GIVEN INSTRUCTION: Identify and pull out each line of the entries in which "JSON" occurs.

TASK DATA:
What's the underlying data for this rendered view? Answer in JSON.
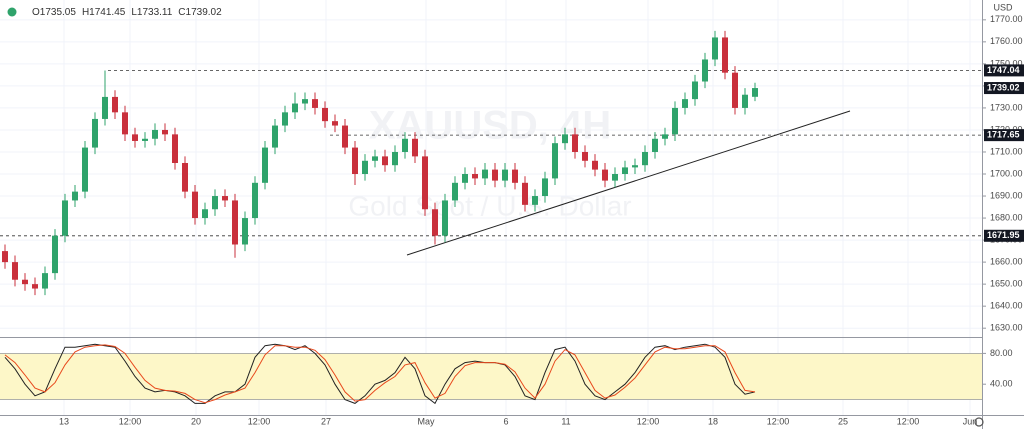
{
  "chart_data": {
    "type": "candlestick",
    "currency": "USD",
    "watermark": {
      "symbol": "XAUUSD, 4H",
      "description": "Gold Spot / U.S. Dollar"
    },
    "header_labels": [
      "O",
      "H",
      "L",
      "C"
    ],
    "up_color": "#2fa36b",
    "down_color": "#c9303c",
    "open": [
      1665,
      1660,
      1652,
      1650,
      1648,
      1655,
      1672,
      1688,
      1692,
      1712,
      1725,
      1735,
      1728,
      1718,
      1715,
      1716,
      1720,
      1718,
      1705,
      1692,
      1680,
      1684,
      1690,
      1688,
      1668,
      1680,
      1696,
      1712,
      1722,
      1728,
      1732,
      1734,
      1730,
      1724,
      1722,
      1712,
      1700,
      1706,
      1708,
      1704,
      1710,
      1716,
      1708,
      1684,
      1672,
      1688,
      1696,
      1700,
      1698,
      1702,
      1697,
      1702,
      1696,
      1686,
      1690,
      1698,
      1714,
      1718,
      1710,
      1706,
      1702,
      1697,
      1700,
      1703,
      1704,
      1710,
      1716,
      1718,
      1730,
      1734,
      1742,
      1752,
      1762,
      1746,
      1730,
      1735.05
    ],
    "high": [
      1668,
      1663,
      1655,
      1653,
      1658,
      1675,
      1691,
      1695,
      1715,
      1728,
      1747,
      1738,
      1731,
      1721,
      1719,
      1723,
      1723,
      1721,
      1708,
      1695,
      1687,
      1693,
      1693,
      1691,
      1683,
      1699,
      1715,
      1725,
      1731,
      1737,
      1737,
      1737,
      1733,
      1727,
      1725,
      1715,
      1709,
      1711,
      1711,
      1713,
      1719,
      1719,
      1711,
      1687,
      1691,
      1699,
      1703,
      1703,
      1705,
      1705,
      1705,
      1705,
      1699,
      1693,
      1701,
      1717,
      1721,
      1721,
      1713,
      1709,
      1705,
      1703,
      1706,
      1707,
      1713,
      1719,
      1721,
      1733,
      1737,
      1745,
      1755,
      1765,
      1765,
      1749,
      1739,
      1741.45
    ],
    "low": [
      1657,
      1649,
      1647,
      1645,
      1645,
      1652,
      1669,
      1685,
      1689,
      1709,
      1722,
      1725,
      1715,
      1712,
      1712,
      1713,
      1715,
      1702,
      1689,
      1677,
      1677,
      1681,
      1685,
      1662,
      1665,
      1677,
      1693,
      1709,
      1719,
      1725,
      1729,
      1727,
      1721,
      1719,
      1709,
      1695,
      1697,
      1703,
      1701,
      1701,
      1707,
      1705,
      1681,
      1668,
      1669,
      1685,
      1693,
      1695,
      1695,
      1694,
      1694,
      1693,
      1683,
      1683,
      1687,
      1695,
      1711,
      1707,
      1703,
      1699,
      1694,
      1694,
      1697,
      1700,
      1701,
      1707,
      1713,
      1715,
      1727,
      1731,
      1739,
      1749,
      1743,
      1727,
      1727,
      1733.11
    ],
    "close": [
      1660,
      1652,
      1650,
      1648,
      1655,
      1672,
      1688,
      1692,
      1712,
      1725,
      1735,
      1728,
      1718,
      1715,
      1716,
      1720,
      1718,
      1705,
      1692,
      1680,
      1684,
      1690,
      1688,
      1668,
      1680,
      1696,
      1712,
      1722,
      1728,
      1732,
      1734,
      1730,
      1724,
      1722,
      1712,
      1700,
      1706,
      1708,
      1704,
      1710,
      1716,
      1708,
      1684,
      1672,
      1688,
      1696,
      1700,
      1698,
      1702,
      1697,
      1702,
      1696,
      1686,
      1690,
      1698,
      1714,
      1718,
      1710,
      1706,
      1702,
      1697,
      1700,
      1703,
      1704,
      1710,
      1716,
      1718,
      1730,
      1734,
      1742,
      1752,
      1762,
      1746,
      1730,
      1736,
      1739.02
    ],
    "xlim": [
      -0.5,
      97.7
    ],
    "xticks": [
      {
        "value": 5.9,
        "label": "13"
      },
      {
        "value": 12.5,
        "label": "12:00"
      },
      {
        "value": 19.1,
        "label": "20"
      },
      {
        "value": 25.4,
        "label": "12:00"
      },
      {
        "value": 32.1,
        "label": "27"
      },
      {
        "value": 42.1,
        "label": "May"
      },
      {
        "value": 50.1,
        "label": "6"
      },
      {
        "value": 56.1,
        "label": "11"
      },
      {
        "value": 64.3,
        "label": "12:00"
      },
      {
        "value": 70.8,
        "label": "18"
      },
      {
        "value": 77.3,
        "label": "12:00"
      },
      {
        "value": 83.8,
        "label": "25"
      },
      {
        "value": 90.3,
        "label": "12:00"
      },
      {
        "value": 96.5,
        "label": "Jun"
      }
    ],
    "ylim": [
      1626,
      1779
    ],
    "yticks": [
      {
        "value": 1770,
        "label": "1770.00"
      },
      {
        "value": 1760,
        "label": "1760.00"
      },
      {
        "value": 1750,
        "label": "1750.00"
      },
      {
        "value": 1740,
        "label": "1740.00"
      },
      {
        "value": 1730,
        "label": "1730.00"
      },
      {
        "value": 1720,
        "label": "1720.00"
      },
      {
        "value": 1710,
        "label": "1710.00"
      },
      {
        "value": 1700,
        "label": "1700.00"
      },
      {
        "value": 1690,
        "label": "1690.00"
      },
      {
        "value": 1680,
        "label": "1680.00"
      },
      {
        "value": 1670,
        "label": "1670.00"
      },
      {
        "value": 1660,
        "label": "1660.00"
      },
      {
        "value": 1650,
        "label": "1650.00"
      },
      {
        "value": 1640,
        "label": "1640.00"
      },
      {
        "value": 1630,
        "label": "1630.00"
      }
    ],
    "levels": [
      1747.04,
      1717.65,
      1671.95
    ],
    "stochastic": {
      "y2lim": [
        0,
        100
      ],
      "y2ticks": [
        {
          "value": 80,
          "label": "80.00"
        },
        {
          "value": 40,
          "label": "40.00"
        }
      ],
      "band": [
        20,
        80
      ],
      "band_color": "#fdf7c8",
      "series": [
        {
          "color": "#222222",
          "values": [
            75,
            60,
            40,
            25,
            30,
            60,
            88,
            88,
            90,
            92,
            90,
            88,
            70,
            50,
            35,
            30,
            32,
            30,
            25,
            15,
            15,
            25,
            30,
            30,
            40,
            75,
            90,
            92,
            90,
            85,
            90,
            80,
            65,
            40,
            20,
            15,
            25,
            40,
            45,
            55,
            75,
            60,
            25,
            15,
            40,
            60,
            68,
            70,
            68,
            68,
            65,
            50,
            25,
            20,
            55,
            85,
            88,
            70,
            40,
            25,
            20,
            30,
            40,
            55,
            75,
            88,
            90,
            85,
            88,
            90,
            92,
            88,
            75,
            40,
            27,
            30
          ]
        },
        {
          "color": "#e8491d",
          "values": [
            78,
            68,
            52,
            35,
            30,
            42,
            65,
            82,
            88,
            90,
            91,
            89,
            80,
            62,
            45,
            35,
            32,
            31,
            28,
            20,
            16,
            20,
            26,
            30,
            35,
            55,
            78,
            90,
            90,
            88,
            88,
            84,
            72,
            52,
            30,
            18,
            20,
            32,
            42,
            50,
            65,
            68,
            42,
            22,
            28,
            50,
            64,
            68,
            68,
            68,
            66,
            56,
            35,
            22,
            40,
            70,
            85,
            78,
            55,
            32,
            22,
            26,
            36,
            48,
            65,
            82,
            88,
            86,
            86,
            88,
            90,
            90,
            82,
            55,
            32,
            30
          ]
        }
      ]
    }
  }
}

==

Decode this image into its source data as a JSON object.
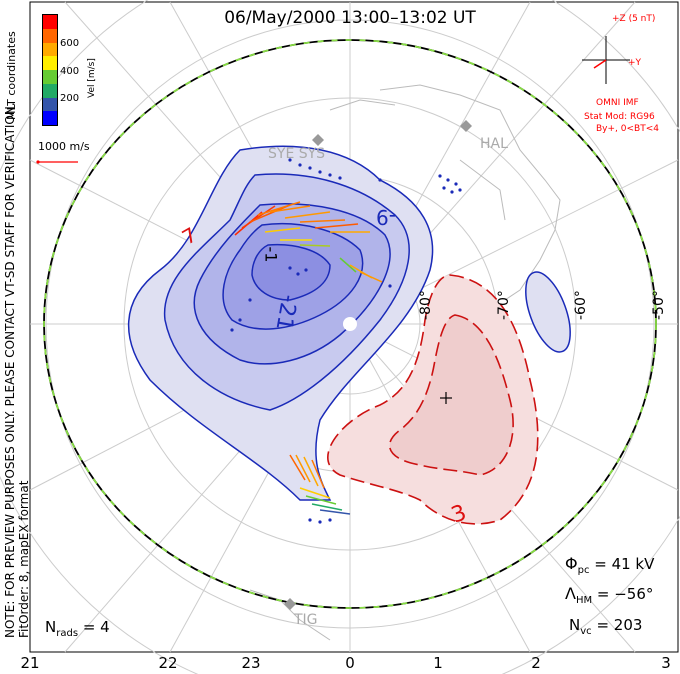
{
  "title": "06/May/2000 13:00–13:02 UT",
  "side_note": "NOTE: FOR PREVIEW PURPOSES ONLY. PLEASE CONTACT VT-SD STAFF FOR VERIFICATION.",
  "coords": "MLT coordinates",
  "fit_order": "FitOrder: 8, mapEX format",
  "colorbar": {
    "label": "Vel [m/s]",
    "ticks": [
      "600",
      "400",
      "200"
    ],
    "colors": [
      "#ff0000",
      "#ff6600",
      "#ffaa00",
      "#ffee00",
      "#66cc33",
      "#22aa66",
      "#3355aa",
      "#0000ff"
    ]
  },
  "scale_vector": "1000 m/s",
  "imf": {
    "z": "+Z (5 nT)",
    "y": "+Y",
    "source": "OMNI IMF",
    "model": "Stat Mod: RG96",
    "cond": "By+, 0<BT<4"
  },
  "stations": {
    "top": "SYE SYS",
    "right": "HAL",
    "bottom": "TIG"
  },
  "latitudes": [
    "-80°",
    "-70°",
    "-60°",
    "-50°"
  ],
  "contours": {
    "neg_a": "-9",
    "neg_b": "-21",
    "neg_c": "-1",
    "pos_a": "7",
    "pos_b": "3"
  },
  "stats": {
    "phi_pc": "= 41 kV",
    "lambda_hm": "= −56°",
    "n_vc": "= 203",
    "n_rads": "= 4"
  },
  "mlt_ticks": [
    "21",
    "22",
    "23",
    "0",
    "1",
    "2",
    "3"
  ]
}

SOLVED EXERCISE:
What's the underlying data for this rendered view? Answer in JSON.
Decode this image into its source data as a JSON object.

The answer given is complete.